▶ [WHAT TO WORK ON]:
Check every line for the word "video" and give the number of lines where it occurs, nothing else.

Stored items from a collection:
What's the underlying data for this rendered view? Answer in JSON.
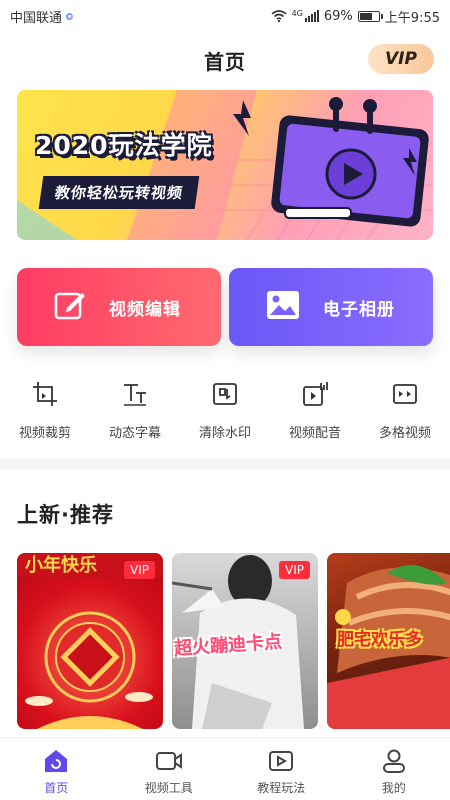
{
  "status_bar": {
    "carrier": "中国联通",
    "network": "4G",
    "battery": "69%",
    "battery_level": 0.69,
    "time": "上午9:55"
  },
  "header": {
    "title": "首页",
    "vip_label": "VIP"
  },
  "banner": {
    "title": "2020玩法学院",
    "subtitle": "教你轻松玩转视频"
  },
  "features": [
    {
      "label": "视频编辑",
      "icon": "edit-icon"
    },
    {
      "label": "电子相册",
      "icon": "image-icon"
    }
  ],
  "tools": [
    {
      "label": "视频裁剪",
      "icon": "crop-icon"
    },
    {
      "label": "动态字幕",
      "icon": "text-icon"
    },
    {
      "label": "清除水印",
      "icon": "watermark-icon"
    },
    {
      "label": "视频配音",
      "icon": "dubbing-icon"
    },
    {
      "label": "多格视频",
      "icon": "grid-video-icon"
    }
  ],
  "section": {
    "title": "上新·推荐"
  },
  "cards": [
    {
      "vip": "VIP",
      "caption": "小年快乐"
    },
    {
      "vip": "VIP",
      "caption": "超火蹦迪卡点"
    },
    {
      "vip": "",
      "caption": "肥宅欢乐多"
    }
  ],
  "bottom_nav": [
    {
      "label": "首页",
      "icon": "home-icon",
      "active": true
    },
    {
      "label": "视频工具",
      "icon": "video-camera-icon",
      "active": false
    },
    {
      "label": "教程玩法",
      "icon": "play-tutorial-icon",
      "active": false
    },
    {
      "label": "我的",
      "icon": "user-icon",
      "active": false
    }
  ],
  "colors": {
    "accent": "#5e48ee",
    "edit_gradient_start": "#ff3c63",
    "album_gradient_start": "#6a57f6",
    "vip_badge": "#ff2d3c"
  }
}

▶ [SOLUTION TO THIS TASK]:
2